__Exercise brief__
Write out the listing beneath this instruction in its entirety, exactly as it reads.

═══ Stored data

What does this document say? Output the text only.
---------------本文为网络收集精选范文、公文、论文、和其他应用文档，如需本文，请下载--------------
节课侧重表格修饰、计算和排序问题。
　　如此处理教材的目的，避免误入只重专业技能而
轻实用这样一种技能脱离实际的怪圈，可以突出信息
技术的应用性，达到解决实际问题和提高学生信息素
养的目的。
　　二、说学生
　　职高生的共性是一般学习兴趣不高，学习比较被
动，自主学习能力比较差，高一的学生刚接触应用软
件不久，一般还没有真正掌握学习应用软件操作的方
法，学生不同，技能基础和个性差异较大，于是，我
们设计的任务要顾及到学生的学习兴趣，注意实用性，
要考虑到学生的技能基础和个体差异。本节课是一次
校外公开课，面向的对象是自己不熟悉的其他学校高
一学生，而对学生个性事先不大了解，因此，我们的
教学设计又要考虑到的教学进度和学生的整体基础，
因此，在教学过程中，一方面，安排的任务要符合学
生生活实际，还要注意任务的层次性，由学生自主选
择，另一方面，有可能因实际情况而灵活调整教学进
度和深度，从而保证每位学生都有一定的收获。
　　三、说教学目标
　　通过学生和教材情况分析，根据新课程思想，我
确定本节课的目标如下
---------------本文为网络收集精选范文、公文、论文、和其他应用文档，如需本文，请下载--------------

══════

__Exercise answer__
What does this document say? Output the text only.
---------------本文为网络收集精选范文、公文、论文、和其他应用文档，如需本文，请下载--------------
节课侧重表格修饰、计算和排序问题。
　　如此处理教材的目的，避免误入只重专业技能而
轻实用这样一种技能脱离实际的怪圈，可以突出信息
技术的应用性，达到解决实际问题和提高学生信息素
养的目的。
　　二、说学生
　　职高生的共性是一般学习兴趣不高，学习比较被
动，自主学习能力比较差，高一的学生刚接触应用软
件不久，一般还没有真正掌握学习应用软件操作的方
法，学生不同，技能基础和个性差异较大，于是，我
们设计的任务要顾及到学生的学习兴趣，注意实用性，
要考虑到学生的技能基础和个体差异。本节课是一次
校外公开课，面向的对象是自己不熟悉的其他学校高
一学生，而对学生个性事先不大了解，因此，我们的
教学设计又要考虑到的教学进度和学生的整体基础，
因此，在教学过程中，一方面，安排的任务要符合学
生生活实际，还要注意任务的层次性，由学生自主选
择，另一方面，有可能因实际情况而灵活调整教学进
度和深度，从而保证每位学生都有一定的收获。
　　三、说教学目标
　　通过学生和教材情况分析，根据新课程思想，我
确定本节课的目标如下
---------------本文为网络收集精选范文、公文、论文、和其他应用文档，如需本文，请下载--------------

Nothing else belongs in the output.